*TASK OBJECTIVE:* Give an exact transcription of every line, dropping the images.

*AVAILABLE RECORDS:*
++++
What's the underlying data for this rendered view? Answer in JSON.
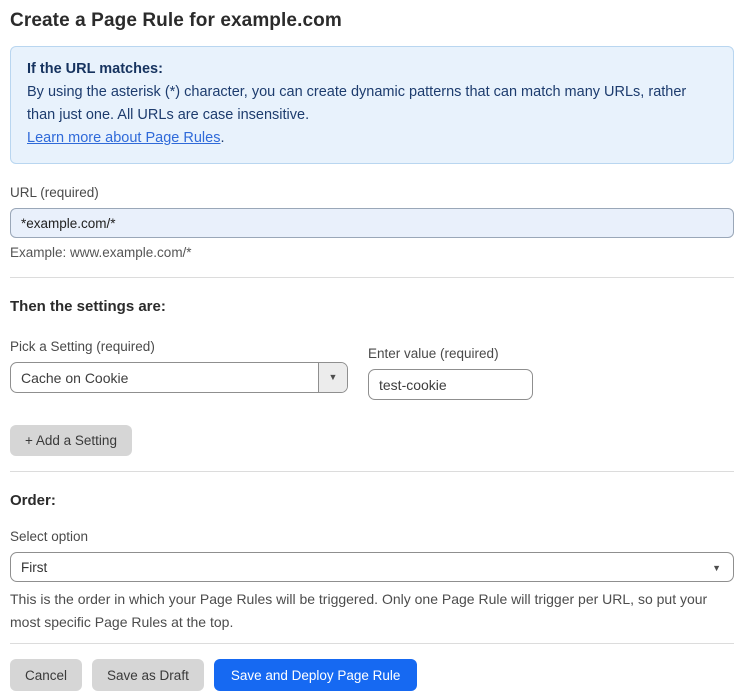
{
  "page": {
    "title": "Create a Page Rule for example.com"
  },
  "info_box": {
    "heading": "If the URL matches:",
    "body": "By using the asterisk (*) character, you can create dynamic patterns that can match many URLs, rather than just one. All URLs are case insensitive.",
    "link_label": "Learn more about Page Rules",
    "link_suffix": "."
  },
  "url_field": {
    "label": "URL (required)",
    "value": "*example.com/*",
    "example": "Example: www.example.com/*"
  },
  "settings_section": {
    "heading": "Then the settings are:",
    "setting_label": "Pick a Setting (required)",
    "setting_value": "Cache on Cookie",
    "value_label": "Enter value (required)",
    "value_value": "test-cookie",
    "add_button_label": "+ Add a Setting"
  },
  "order_section": {
    "heading": "Order:",
    "select_label": "Select option",
    "selected_option": "First",
    "help_text": "This is the order in which your Page Rules will be triggered. Only one Page Rule will trigger per URL, so put your most specific Page Rules at the top."
  },
  "footer": {
    "cancel_label": "Cancel",
    "save_draft_label": "Save as Draft",
    "save_deploy_label": "Save and Deploy Page Rule"
  },
  "icons": {
    "dropdown_arrow": "▼"
  },
  "colors": {
    "info_bg": "#e8f2fc",
    "info_border": "#b9d6f0",
    "info_text": "#1d3c6e",
    "link": "#2f6ad9",
    "url_input_bg": "#e9f0fb",
    "primary_button": "#1669f2",
    "gray_button": "#d6d6d6"
  }
}
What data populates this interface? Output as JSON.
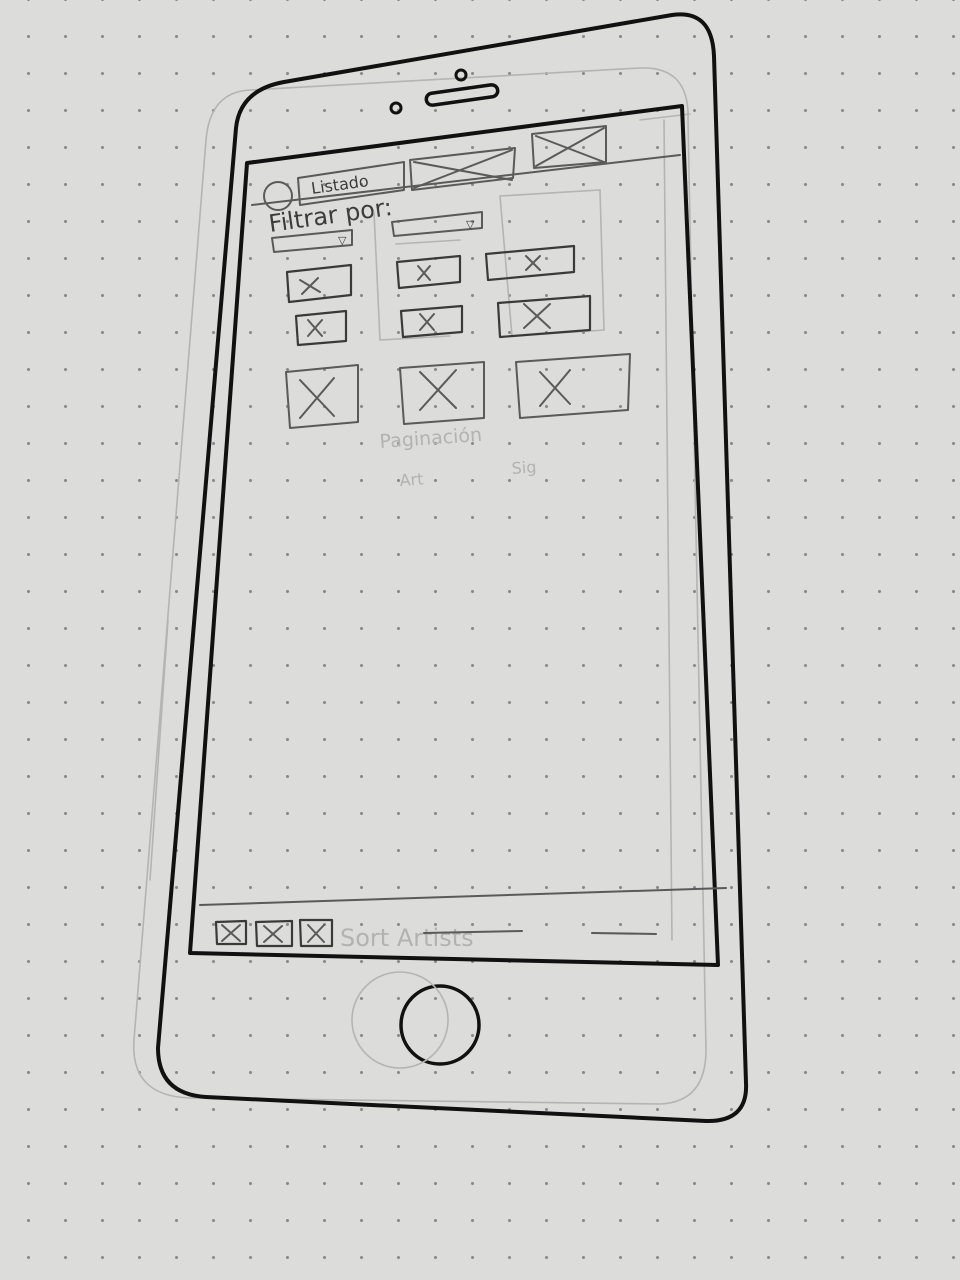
{
  "screen": {
    "tab_label": "Listado",
    "filter_label": "Filtrar por:",
    "dropdown_glyph": "▽",
    "pagination_text": "Paginación",
    "footer_text": "Sort Artists",
    "faint_left": "Art",
    "faint_right": "Sig"
  },
  "icons": {
    "placeholder": "image-placeholder-icon",
    "home_button": "home-button-icon",
    "camera": "camera-icon",
    "speaker": "speaker-icon"
  }
}
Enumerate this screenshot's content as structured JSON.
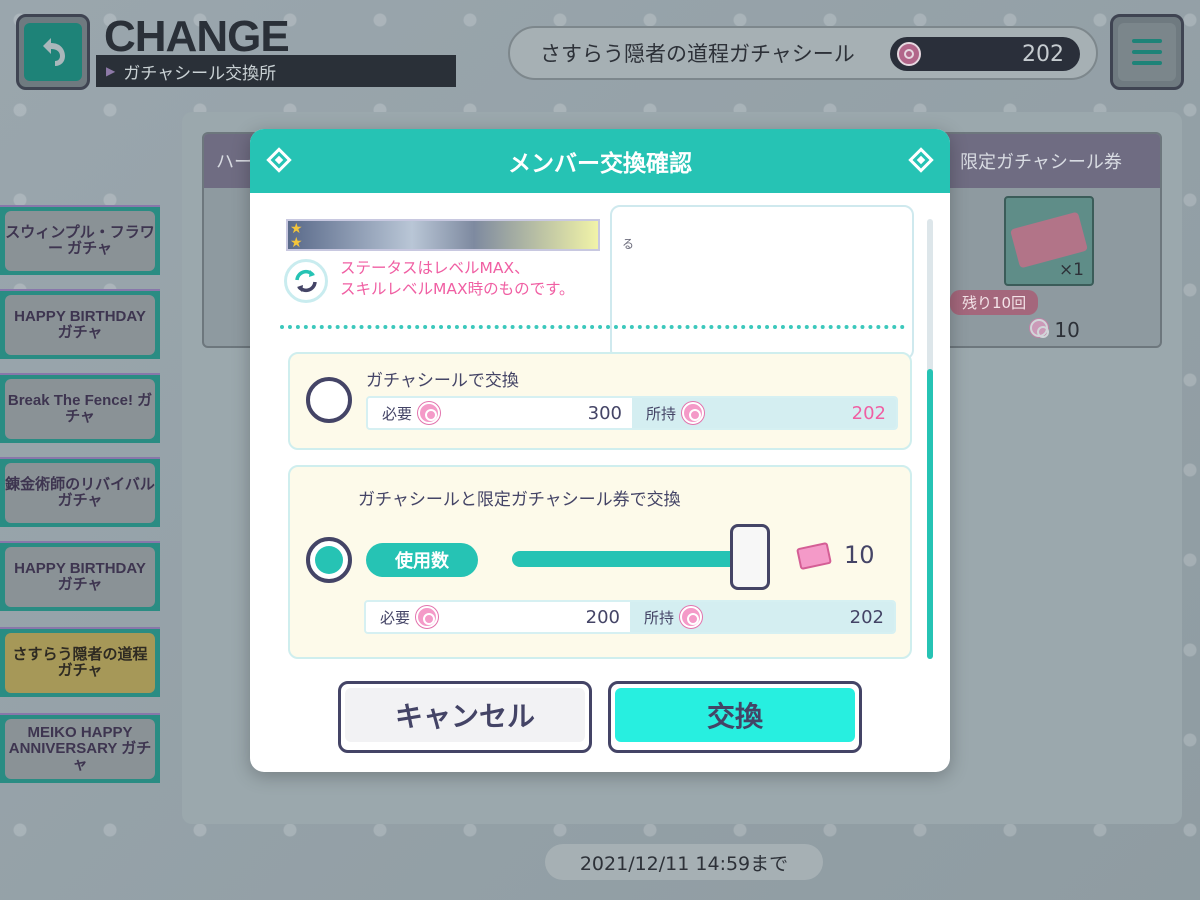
{
  "header": {
    "title": "CHANGE",
    "subtitle": "ガチャシール交換所",
    "seal_name": "さすらう隠者の道程ガチャシール",
    "seal_count": "202"
  },
  "banners": [
    {
      "label": "スウィンプル・フラワー ガチャ"
    },
    {
      "label": "HAPPY BIRTHDAY ガチャ"
    },
    {
      "label": "Break The Fence! ガチャ"
    },
    {
      "label": "錬金術師のリバイバル ガチャ"
    },
    {
      "label": "HAPPY BIRTHDAY ガチャ"
    },
    {
      "label": "さすらう隠者の道程 ガチャ"
    },
    {
      "label": "MEIKO HAPPY ANNIVERSARY ガチャ"
    }
  ],
  "background_cards": {
    "left_header": "ハー",
    "item_header": "限定ガチャシール券",
    "item_quantity": "×1",
    "remaining": "残り10回",
    "price": "10"
  },
  "footer": {
    "deadline": "2021/12/11 14:59まで"
  },
  "modal": {
    "title": "メンバー交換確認",
    "desc_partial": "る",
    "status_note_line1": "ステータスはレベルMAX、",
    "status_note_line2": "スキルレベルMAX時のものです。",
    "option1": {
      "title": "ガチャシールで交換",
      "need_label": "必要",
      "need_value": "300",
      "have_label": "所持",
      "have_value": "202",
      "selected": false
    },
    "option2": {
      "title": "ガチャシールと限定ガチャシール券で交換",
      "use_label": "使用数",
      "use_count": "10",
      "slider_fraction": 1.0,
      "need_label": "必要",
      "need_value": "200",
      "have_label": "所持",
      "have_value": "202",
      "selected": true
    },
    "cancel_label": "キャンセル",
    "confirm_label": "交換"
  },
  "colors": {
    "accent": "#26c3b4",
    "pink": "#f05fa3",
    "dark": "#444466"
  }
}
++++
*EXERCISE RESPONSE:*
What's the underlying data for this rendered view? Answer in JSON.
{
  "page": {
    "title": "Create a Page Rule for example.com"
  },
  "info_box": {
    "heading": "If the URL matches:",
    "body": "By using the asterisk (*) character, you can create dynamic patterns that can match many URLs, rather than just one. All URLs are case insensitive.",
    "link_label": "Learn more about Page Rules",
    "link_suffix": "."
  },
  "url_field": {
    "label": "URL (required)",
    "value": "*example.com/*",
    "example": "Example: www.example.com/*"
  },
  "settings_section": {
    "heading": "Then the settings are:",
    "setting_label": "Pick a Setting (required)",
    "setting_value": "Cache on Cookie",
    "value_label": "Enter value (required)",
    "value_value": "test-cookie",
    "add_button_label": "+ Add a Setting"
  },
  "order_section": {
    "heading": "Order:",
    "select_label": "Select option",
    "selected_option": "First",
    "help_text": "This is the order in which your Page Rules will be triggered. Only one Page Rule will trigger per URL, so put your most specific Page Rules at the top."
  },
  "footer": {
    "cancel_label": "Cancel",
    "save_draft_label": "Save as Draft",
    "save_deploy_label": "Save and Deploy Page Rule"
  },
  "icons": {
    "dropdown_arrow": "▼"
  },
  "colors": {
    "info_bg": "#e8f2fc",
    "info_border": "#b9d6f0",
    "info_text": "#1d3c6e",
    "link": "#2f6ad9",
    "url_input_bg": "#e9f0fb",
    "primary_button": "#1669f2",
    "gray_button": "#d6d6d6"
  }
}
What data populates this interface? Output as JSON.
{
  "screen": {
    "tab_label": "Listado",
    "filter_label": "Filtrar por:",
    "dropdown_glyph": "▽",
    "pagination_text": "Paginación",
    "footer_text": "Sort Artists",
    "faint_left": "Art",
    "faint_right": "Sig"
  },
  "icons": {
    "placeholder": "image-placeholder-icon",
    "home_button": "home-button-icon",
    "camera": "camera-icon",
    "speaker": "speaker-icon"
  }
}
Enumerate this screenshot's content as structured JSON.
{
  "header": {
    "title": "CHANGE",
    "subtitle": "ガチャシール交換所",
    "seal_name": "さすらう隠者の道程ガチャシール",
    "seal_count": "202"
  },
  "banners": [
    {
      "label": "スウィンプル・フラワー ガチャ"
    },
    {
      "label": "HAPPY BIRTHDAY ガチャ"
    },
    {
      "label": "Break The Fence! ガチャ"
    },
    {
      "label": "錬金術師のリバイバル ガチャ"
    },
    {
      "label": "HAPPY BIRTHDAY ガチャ"
    },
    {
      "label": "さすらう隠者の道程 ガチャ"
    },
    {
      "label": "MEIKO HAPPY ANNIVERSARY ガチャ"
    }
  ],
  "background_cards": {
    "left_header": "ハー",
    "item_header": "限定ガチャシール券",
    "item_quantity": "×1",
    "remaining": "残り10回",
    "price": "10"
  },
  "footer": {
    "deadline": "2021/12/11 14:59まで"
  },
  "modal": {
    "title": "メンバー交換確認",
    "desc_partial": "る",
    "status_note_line1": "ステータスはレベルMAX、",
    "status_note_line2": "スキルレベルMAX時のものです。",
    "option1": {
      "title": "ガチャシールで交換",
      "need_label": "必要",
      "need_value": "300",
      "have_label": "所持",
      "have_value": "202",
      "selected": false
    },
    "option2": {
      "title": "ガチャシールと限定ガチャシール券で交換",
      "use_label": "使用数",
      "use_count": "10",
      "slider_fraction": 1.0,
      "need_label": "必要",
      "need_value": "200",
      "have_label": "所持",
      "have_value": "202",
      "selected": true
    },
    "cancel_label": "キャンセル",
    "confirm_label": "交換"
  },
  "colors": {
    "accent": "#26c3b4",
    "pink": "#f05fa3",
    "dark": "#444466"
  }
}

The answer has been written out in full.